◆ PROBLEM STATEMENT ◆
Filter the listing and keep only the lines with the word "Patient".

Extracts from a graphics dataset
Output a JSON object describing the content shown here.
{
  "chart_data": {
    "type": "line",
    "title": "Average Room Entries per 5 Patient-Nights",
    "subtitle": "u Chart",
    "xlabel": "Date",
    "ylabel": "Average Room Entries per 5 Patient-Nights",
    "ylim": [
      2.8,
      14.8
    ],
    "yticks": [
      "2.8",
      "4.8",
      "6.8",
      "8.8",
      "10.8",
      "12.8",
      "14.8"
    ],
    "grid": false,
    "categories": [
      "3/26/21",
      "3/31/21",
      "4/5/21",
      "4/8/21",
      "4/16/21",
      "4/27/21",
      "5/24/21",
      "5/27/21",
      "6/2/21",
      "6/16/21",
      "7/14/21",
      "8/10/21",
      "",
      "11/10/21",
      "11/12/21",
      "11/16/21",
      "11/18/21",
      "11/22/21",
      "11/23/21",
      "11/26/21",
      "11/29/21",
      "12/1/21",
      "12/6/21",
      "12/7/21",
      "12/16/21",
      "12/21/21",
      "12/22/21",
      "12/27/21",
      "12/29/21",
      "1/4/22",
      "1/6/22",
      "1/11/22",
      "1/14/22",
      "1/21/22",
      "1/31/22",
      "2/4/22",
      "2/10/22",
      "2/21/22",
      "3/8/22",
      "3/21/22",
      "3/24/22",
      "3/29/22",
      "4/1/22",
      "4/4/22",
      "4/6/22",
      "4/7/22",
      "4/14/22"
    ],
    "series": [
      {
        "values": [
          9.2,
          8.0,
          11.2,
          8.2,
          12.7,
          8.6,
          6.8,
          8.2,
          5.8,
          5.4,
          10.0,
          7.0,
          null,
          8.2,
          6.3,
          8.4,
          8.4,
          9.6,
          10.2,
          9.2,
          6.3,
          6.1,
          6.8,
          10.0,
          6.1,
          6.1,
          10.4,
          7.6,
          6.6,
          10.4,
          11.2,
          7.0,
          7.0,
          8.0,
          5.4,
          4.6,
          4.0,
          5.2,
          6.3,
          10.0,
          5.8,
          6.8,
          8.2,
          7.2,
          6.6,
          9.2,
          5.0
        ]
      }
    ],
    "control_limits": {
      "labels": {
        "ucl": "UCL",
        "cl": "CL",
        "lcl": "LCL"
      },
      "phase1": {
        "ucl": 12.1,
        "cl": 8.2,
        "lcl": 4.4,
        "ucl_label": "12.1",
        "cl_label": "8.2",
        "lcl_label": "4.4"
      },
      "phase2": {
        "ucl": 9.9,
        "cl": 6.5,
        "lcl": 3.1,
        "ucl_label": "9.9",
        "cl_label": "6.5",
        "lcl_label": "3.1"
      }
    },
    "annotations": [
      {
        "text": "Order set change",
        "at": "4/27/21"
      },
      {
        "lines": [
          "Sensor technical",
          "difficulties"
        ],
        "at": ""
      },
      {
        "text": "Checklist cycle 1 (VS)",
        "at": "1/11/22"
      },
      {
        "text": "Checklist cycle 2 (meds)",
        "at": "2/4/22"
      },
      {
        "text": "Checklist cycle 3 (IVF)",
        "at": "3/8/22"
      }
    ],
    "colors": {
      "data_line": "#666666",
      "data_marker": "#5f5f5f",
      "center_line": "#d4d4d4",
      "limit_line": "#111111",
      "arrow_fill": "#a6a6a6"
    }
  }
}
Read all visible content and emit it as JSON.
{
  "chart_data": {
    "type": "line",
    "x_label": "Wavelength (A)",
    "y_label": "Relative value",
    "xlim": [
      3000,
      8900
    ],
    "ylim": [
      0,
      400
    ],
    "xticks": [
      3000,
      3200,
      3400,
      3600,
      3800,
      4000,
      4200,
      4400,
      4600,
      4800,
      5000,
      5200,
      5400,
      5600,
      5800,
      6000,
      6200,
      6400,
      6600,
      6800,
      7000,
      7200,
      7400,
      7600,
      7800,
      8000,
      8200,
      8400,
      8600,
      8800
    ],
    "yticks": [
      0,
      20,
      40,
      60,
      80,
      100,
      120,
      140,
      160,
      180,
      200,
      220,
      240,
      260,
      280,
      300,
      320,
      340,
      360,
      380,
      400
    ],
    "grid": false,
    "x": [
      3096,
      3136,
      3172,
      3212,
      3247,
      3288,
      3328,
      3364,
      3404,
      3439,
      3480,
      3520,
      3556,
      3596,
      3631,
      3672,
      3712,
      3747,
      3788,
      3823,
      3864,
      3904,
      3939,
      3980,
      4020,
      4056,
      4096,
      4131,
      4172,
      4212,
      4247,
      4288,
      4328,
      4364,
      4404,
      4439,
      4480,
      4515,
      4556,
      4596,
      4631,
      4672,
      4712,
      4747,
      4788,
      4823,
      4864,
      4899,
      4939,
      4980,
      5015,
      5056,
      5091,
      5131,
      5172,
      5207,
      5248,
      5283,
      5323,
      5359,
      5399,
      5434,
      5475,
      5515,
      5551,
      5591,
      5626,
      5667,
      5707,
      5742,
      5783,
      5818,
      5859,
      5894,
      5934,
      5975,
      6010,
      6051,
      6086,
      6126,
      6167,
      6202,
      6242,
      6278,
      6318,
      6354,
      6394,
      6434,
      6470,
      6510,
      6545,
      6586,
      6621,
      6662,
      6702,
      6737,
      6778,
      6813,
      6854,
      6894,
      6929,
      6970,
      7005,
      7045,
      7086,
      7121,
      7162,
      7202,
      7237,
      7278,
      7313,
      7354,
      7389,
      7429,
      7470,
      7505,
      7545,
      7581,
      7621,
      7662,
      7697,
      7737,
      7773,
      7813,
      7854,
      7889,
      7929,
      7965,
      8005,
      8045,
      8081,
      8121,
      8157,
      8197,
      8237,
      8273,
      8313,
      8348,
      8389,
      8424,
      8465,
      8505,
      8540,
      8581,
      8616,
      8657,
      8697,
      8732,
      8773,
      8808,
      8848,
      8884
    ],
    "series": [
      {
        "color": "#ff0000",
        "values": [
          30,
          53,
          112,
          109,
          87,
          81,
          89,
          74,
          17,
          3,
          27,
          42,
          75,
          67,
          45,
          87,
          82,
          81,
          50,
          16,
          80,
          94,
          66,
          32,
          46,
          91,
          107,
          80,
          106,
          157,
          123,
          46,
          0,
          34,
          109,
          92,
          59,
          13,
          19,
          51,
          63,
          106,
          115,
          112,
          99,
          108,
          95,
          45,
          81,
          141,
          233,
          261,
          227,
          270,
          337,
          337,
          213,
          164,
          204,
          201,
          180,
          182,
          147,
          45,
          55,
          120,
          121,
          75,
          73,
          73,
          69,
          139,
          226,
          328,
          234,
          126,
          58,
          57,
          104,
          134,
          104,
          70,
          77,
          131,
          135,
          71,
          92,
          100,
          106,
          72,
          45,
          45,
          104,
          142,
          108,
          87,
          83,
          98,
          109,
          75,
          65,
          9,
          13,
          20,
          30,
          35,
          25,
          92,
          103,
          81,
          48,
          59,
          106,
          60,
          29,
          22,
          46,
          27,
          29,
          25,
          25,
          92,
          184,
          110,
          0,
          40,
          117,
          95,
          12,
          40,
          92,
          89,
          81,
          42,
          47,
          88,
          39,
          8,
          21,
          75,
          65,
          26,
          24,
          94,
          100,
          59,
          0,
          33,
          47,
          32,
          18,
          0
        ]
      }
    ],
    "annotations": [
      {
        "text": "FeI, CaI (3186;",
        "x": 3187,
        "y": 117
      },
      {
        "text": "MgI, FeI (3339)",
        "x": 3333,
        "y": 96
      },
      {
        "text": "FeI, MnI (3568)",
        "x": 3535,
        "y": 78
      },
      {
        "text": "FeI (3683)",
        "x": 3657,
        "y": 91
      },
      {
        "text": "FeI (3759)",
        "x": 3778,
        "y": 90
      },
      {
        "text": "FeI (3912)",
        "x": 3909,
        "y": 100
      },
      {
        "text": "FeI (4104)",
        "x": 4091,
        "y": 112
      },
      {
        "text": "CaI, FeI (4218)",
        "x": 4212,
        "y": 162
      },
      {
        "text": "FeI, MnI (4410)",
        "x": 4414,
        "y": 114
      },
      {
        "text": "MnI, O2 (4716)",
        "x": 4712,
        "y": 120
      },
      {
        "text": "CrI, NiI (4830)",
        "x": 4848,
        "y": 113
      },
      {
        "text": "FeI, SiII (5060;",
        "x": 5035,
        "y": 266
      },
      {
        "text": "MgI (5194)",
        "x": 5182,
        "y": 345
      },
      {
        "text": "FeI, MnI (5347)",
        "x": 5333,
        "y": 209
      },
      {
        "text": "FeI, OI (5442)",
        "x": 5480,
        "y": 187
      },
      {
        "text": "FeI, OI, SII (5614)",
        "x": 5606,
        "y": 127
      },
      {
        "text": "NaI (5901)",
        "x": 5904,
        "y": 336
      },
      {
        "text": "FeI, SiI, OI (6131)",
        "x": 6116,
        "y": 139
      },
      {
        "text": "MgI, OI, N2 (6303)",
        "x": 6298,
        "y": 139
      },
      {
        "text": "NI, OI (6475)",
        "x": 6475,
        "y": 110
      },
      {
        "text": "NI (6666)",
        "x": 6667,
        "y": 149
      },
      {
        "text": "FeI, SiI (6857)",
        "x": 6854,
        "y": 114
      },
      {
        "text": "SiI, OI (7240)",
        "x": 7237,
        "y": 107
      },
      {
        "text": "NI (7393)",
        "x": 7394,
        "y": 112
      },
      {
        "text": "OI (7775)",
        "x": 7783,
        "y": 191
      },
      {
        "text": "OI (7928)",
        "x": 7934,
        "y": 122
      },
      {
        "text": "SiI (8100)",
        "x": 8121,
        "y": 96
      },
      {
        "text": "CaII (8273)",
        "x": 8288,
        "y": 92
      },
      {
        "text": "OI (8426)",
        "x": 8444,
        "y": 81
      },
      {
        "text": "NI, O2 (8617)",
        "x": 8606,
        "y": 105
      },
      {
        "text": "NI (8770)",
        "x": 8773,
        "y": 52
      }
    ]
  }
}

◆ WRITTEN RESPONSE ◆
    "title": "Average Room Entries per 5 Patient-Nights",
    "ylabel": "Average Room Entries per 5 Patient-Nights",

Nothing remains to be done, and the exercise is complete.